«La connaissance de Dieu sans celle de sa misère fait l’orgueil. La connaissance de sa misère sans celle de Dieu fait le désespoir. La connaissance de Jésus-Christ fait le milieu parce que nous y trouvons et Dieu et notre misère.» – Blaise Pascal
Quelques jours après le jour de l’an, c’est l’heure de vérité.
Ceux qui ont réussi à tenir leur résolution jusqu’à présent, je vous lève mon verre.
Comme vous voyez, ma résolution cette année n’était pas d’arrêter de prendre un verre. À dire vrai, ce sont plutôt les résolutions elles-mêmes que j’ai arrêté de prendre… à force de ne pas les tenir.
Viser l’idéal de la sobriété, mais facilement prendre un verre de trop quand la fête s’emballe, n’est-ce pas le genre de cul-de-sac dans lequel on se retrouve? Une oscillation perpétuelle entre le «tout ce qui est permis» et le «tout ce qu’il faut arrêter de faire»? Entre les publicités d’alléchants desserts et celles des régimes minceur, on passe par toute la gamme des paradoxes de notre nature humaine.
L’insuffisance vertueuse
Étudiante en philosophie, j’avais assisté à un cours sur la question de l’agir moral. Après quelques séances passées à admirer l’architecture des vertus, le professeur nous lance comme ça : «Si vous voulez exceller dans l’art de la vertu, il est probable que vous n’y arriviez pas.» À la stupéfaction des étudiants, il nous invite à aller plus loin : la Bible.

+++

Consignes:
1/ Relevez, dans l'extrait sur les résolutions, tous les passages placés entre guillemets « ».
2/ Recopiez mot pour mot les lignes des données enregistrées, de la première jusqu'à celle qui contient « segment this screenshot: for », celle-ci comprise. Omettez les images dans votre réponse.
L'extrait ci-dessus n'a aucun lien avec les lignes de données.

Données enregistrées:
+++

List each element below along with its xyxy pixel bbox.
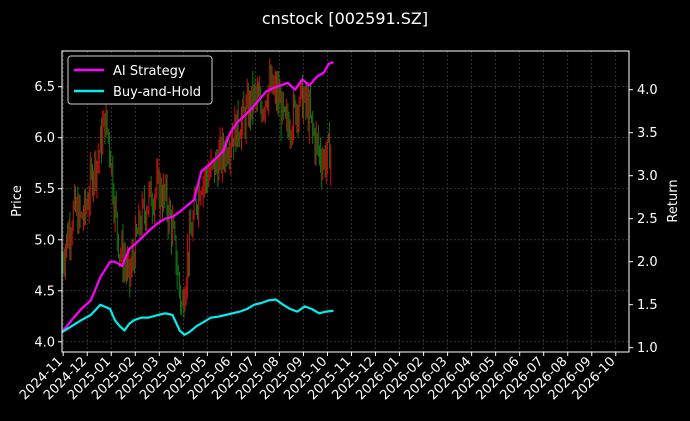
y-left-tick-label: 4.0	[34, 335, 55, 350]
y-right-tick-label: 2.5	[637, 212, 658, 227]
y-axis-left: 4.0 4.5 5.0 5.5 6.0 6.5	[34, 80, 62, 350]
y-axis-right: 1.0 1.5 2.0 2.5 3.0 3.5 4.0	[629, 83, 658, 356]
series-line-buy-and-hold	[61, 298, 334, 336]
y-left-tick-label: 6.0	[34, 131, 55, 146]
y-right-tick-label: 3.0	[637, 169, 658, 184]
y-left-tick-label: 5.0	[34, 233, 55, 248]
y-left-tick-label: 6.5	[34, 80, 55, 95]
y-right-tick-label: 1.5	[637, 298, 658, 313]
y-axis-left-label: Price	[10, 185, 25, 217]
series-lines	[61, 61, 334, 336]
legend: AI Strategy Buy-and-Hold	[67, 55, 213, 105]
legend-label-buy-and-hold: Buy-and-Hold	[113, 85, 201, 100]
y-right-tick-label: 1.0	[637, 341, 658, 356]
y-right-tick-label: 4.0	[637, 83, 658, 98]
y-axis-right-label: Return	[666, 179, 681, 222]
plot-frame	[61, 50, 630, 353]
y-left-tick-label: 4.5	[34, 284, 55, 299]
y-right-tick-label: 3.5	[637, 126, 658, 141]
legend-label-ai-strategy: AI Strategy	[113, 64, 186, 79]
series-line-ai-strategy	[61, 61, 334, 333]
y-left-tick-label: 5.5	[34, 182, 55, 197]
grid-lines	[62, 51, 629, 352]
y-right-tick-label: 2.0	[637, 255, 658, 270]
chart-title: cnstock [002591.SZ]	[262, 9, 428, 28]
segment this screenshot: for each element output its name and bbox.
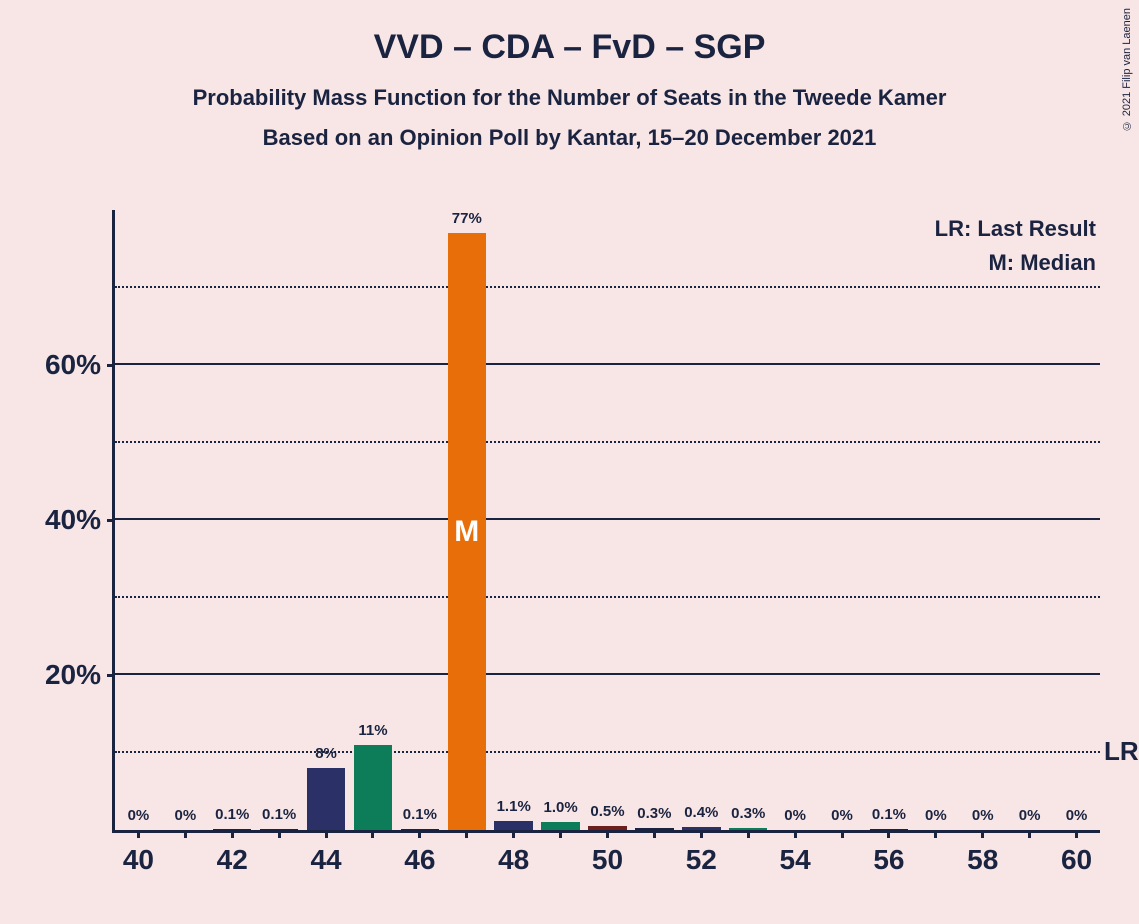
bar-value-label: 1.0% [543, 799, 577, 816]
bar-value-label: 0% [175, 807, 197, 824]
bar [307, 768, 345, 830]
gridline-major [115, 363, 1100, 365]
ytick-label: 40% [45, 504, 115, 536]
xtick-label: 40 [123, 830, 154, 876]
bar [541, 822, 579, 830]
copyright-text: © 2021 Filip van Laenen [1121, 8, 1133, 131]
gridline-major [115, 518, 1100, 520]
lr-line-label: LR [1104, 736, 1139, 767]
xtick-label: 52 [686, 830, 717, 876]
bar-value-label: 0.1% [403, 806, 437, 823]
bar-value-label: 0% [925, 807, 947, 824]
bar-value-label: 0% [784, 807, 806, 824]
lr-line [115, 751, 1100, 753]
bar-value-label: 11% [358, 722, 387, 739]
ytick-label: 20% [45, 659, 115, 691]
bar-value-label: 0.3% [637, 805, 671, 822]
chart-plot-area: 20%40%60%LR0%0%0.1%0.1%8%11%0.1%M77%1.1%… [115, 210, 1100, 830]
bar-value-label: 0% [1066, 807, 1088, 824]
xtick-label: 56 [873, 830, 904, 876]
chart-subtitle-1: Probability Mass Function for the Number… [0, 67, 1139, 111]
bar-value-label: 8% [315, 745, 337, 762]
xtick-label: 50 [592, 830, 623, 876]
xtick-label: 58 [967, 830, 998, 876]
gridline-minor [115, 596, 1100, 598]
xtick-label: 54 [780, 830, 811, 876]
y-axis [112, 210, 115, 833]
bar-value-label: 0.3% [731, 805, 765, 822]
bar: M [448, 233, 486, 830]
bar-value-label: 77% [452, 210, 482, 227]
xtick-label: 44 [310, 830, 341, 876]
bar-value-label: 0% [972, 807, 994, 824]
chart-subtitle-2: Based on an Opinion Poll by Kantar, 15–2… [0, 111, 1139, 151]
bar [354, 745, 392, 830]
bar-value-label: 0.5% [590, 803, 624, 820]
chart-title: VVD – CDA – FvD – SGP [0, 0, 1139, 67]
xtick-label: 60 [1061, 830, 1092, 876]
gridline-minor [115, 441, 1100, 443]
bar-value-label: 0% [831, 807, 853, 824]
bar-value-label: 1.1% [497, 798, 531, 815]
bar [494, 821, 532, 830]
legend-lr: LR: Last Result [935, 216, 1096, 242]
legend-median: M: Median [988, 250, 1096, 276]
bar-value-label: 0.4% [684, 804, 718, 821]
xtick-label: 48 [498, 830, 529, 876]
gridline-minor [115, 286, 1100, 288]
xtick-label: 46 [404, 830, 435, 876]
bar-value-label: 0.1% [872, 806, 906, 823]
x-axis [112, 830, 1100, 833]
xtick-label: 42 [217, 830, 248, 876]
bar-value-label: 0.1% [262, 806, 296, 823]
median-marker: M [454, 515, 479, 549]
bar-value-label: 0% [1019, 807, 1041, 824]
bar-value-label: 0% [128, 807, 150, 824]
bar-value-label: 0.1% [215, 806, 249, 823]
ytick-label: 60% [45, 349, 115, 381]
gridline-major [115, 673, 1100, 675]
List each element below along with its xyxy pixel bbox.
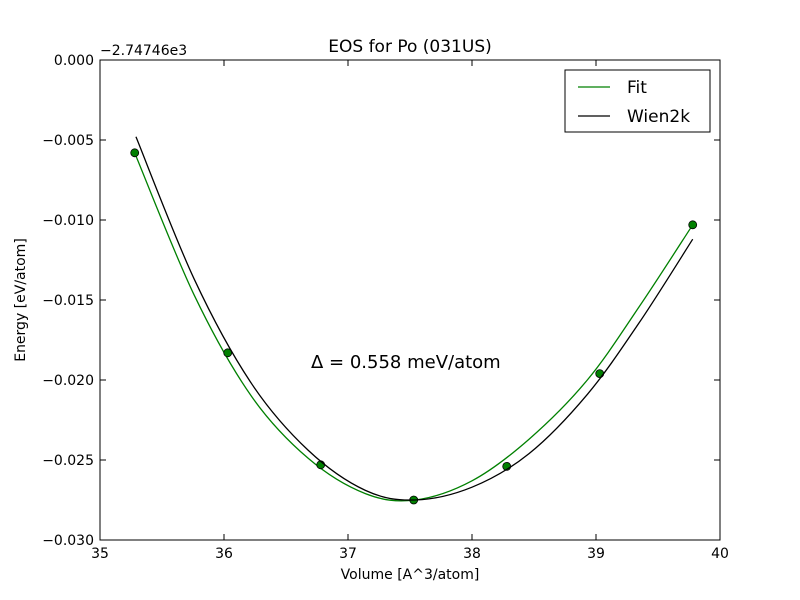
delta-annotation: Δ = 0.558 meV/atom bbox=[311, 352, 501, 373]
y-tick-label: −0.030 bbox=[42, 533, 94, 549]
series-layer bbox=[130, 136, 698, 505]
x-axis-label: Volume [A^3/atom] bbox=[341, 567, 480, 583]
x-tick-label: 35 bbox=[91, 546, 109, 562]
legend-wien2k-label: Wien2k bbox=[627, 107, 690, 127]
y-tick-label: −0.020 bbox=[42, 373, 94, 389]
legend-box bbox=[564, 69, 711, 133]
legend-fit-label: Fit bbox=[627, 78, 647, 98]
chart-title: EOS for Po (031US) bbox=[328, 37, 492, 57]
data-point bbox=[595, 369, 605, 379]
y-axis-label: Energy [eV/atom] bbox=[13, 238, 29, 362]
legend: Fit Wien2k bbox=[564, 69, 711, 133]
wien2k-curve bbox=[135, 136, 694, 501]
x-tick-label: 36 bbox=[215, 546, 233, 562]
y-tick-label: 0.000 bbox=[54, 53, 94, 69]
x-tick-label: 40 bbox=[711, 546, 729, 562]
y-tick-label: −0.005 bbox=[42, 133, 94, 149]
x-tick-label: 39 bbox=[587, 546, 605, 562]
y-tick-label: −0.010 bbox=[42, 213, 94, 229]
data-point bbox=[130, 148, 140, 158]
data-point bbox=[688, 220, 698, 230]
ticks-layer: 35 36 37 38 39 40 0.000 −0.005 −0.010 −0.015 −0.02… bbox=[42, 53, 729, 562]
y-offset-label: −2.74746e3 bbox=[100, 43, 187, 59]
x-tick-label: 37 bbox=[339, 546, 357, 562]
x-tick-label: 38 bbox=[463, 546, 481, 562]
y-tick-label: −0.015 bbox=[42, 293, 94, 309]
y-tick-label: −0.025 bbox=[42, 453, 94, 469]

+++

Réponses par consigne:
1/
- «La connaissance de Dieu sans celle de sa misère fait l’orgueil. La connaissance de sa misère sans celle de Dieu fait le désespoir. La connaissance de Jésus-Christ fait le milieu parce que nous y trouvons et Dieu et notre misère.»
- «tout ce qui est permis»
- «tout ce qu’il faut arrêter de faire»
- «Si vous voulez exceller dans l’art de la vertu, il est probable que vous n’y arriviez pas.»

2/
List each element below along with its xyxy pixel bbox.
y-left-tick-label: 4.0	[34, 335, 55, 350]
y-right-tick-label: 2.5	[637, 212, 658, 227]
y-axis-left: 4.0 4.5 5.0 5.5 6.0 6.5	[34, 80, 62, 350]
y-axis-right: 1.0 1.5 2.0 2.5 3.0 3.5 4.0	[629, 83, 658, 356]
series-line-buy-and-hold	[61, 298, 334, 336]
y-left-tick-label: 6.0	[34, 131, 55, 146]
y-right-tick-label: 3.0	[637, 169, 658, 184]
y-left-tick-label: 5.0	[34, 233, 55, 248]
y-left-tick-label: 6.5	[34, 80, 55, 95]
y-right-tick-label: 1.5	[637, 298, 658, 313]
y-axis-left-label: Price	[10, 185, 25, 217]
series-lines	[61, 61, 334, 336]
legend: AI Strategy Buy-and-Hold	[67, 55, 213, 105]
legend-label-buy-and-hold: Buy-and-Hold	[113, 85, 201, 100]
y-right-tick-label: 1.0	[637, 341, 658, 356]
y-right-tick-label: 4.0	[637, 83, 658, 98]
y-axis-right-label: Return	[666, 179, 681, 222]
plot-frame	[61, 50, 630, 353]
y-left-tick-label: 4.5	[34, 284, 55, 299]
y-right-tick-label: 3.5	[637, 126, 658, 141]
legend-label-ai-strategy: AI Strategy	[113, 64, 186, 79]
series-line-ai-strategy	[61, 61, 334, 333]
y-left-tick-label: 5.5	[34, 182, 55, 197]
grid-lines	[62, 51, 629, 352]
y-right-tick-label: 2.0	[637, 255, 658, 270]
chart-title: cnstock [002591.SZ]	[262, 9, 428, 28]
segment this screenshot: for each element output its name and bbox.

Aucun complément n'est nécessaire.